> _Your goal_
Reproduce all entries precisely, down to the last character.

[Extracts from a graphics dataset]
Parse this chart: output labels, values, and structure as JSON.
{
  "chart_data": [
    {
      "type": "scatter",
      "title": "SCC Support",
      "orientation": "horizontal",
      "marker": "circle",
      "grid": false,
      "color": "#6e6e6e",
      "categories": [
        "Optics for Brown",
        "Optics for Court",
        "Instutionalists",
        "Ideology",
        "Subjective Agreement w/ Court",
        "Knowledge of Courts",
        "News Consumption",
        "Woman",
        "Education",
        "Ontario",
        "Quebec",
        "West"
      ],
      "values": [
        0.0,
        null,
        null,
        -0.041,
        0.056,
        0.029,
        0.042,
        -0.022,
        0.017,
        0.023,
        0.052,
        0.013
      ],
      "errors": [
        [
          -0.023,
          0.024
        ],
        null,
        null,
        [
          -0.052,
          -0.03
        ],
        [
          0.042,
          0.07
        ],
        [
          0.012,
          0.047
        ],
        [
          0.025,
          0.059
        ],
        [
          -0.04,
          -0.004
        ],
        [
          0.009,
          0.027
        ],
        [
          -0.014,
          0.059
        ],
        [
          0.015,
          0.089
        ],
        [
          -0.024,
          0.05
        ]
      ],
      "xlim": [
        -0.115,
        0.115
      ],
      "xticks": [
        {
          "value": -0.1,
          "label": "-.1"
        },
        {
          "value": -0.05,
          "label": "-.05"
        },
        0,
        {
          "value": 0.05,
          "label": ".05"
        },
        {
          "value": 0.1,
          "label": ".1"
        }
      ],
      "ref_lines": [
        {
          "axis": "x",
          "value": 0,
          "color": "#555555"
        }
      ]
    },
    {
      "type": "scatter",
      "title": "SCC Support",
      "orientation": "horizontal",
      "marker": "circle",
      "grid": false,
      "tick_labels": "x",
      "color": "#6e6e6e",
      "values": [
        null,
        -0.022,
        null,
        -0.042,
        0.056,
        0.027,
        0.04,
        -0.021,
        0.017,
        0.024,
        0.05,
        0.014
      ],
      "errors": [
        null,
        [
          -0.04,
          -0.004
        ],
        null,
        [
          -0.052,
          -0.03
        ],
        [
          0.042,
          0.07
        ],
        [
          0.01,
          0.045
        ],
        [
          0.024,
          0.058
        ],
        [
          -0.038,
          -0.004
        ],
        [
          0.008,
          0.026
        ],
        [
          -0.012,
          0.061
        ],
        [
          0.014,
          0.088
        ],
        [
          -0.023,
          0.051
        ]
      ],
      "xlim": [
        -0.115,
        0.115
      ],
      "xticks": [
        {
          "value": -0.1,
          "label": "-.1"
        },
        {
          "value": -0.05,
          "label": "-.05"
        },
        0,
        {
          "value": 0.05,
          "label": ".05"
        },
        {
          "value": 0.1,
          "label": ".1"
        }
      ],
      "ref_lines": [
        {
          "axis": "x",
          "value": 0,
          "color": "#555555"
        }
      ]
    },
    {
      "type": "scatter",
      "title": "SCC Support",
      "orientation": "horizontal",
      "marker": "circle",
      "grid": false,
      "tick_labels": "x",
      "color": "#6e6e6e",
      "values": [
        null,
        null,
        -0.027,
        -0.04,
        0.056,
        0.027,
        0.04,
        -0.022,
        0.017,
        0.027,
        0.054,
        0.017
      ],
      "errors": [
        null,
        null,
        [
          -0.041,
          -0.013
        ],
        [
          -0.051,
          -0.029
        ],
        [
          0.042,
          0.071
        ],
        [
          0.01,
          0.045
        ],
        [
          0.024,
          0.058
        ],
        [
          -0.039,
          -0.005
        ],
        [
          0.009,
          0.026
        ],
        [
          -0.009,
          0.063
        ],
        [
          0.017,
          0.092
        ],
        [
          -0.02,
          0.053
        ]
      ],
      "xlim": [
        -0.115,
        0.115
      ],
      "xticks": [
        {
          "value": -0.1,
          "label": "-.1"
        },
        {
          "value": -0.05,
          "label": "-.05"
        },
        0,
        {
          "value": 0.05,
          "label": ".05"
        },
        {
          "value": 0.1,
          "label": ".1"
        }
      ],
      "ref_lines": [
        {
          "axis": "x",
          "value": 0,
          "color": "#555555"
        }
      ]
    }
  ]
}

> _Completed task_
Parse this chart: output labels, values, and structure as JSON.
{
  "chart_data": [
    {
      "type": "scatter",
      "title": "SCC Support",
      "orientation": "horizontal",
      "marker": "circle",
      "grid": false,
      "color": "#6e6e6e",
      "categories": [
        "Optics for Brown",
        "Optics for Court",
        "Instutionalists",
        "Ideology",
        "Subjective Agreement w/ Court",
        "Knowledge of Courts",
        "News Consumption",
        "Woman",
        "Education",
        "Ontario",
        "Quebec",
        "West"
      ],
      "values": [
        0.0,
        null,
        null,
        -0.041,
        0.056,
        0.029,
        0.042,
        -0.022,
        0.017,
        0.023,
        0.052,
        0.013
      ],
      "errors": [
        [
          -0.023,
          0.024
        ],
        null,
        null,
        [
          -0.052,
          -0.03
        ],
        [
          0.042,
          0.07
        ],
        [
          0.012,
          0.047
        ],
        [
          0.025,
          0.059
        ],
        [
          -0.04,
          -0.004
        ],
        [
          0.009,
          0.027
        ],
        [
          -0.014,
          0.059
        ],
        [
          0.015,
          0.089
        ],
        [
          -0.024,
          0.05
        ]
      ],
      "xlim": [
        -0.115,
        0.115
      ],
      "xticks": [
        {
          "value": -0.1,
          "label": "-.1"
        },
        {
          "value": -0.05,
          "label": "-.05"
        },
        0,
        {
          "value": 0.05,
          "label": ".05"
        },
        {
          "value": 0.1,
          "label": ".1"
        }
      ],
      "ref_lines": [
        {
          "axis": "x",
          "value": 0,
          "color": "#555555"
        }
      ]
    },
    {
      "type": "scatter",
      "title": "SCC Support",
      "orientation": "horizontal",
      "marker": "circle",
      "grid": false,
      "tick_labels": "x",
      "color": "#6e6e6e",
      "values": [
        null,
        -0.022,
        null,
        -0.042,
        0.056,
        0.027,
        0.04,
        -0.021,
        0.017,
        0.024,
        0.05,
        0.014
      ],
      "errors": [
        null,
        [
          -0.04,
          -0.004
        ],
        null,
        [
          -0.052,
          -0.03
        ],
        [
          0.042,
          0.07
        ],
        [
          0.01,
          0.045
        ],
        [
          0.024,
          0.058
        ],
        [
          -0.038,
          -0.004
        ],
        [
          0.008,
          0.026
        ],
        [
          -0.012,
          0.061
        ],
        [
          0.014,
          0.088
        ],
        [
          -0.023,
          0.051
        ]
      ],
      "xlim": [
        -0.115,
        0.115
      ],
      "xticks": [
        {
          "value": -0.1,
          "label": "-.1"
        },
        {
          "value": -0.05,
          "label": "-.05"
        },
        0,
        {
          "value": 0.05,
          "label": ".05"
        },
        {
          "value": 0.1,
          "label": ".1"
        }
      ],
      "ref_lines": [
        {
          "axis": "x",
          "value": 0,
          "color": "#555555"
        }
      ]
    },
    {
      "type": "scatter",
      "title": "SCC Support",
      "orientation": "horizontal",
      "marker": "circle",
      "grid": false,
      "tick_labels": "x",
      "color": "#6e6e6e",
      "values": [
        null,
        null,
        -0.027,
        -0.04,
        0.056,
        0.027,
        0.04,
        -0.022,
        0.017,
        0.027,
        0.054,
        0.017
      ],
      "errors": [
        null,
        null,
        [
          -0.041,
          -0.013
        ],
        [
          -0.051,
          -0.029
        ],
        [
          0.042,
          0.071
        ],
        [
          0.01,
          0.045
        ],
        [
          0.024,
          0.058
        ],
        [
          -0.039,
          -0.005
        ],
        [
          0.009,
          0.026
        ],
        [
          -0.009,
          0.063
        ],
        [
          0.017,
          0.092
        ],
        [
          -0.02,
          0.053
        ]
      ],
      "xlim": [
        -0.115,
        0.115
      ],
      "xticks": [
        {
          "value": -0.1,
          "label": "-.1"
        },
        {
          "value": -0.05,
          "label": "-.05"
        },
        0,
        {
          "value": 0.05,
          "label": ".05"
        },
        {
          "value": 0.1,
          "label": ".1"
        }
      ],
      "ref_lines": [
        {
          "axis": "x",
          "value": 0,
          "color": "#555555"
        }
      ]
    }
  ]
}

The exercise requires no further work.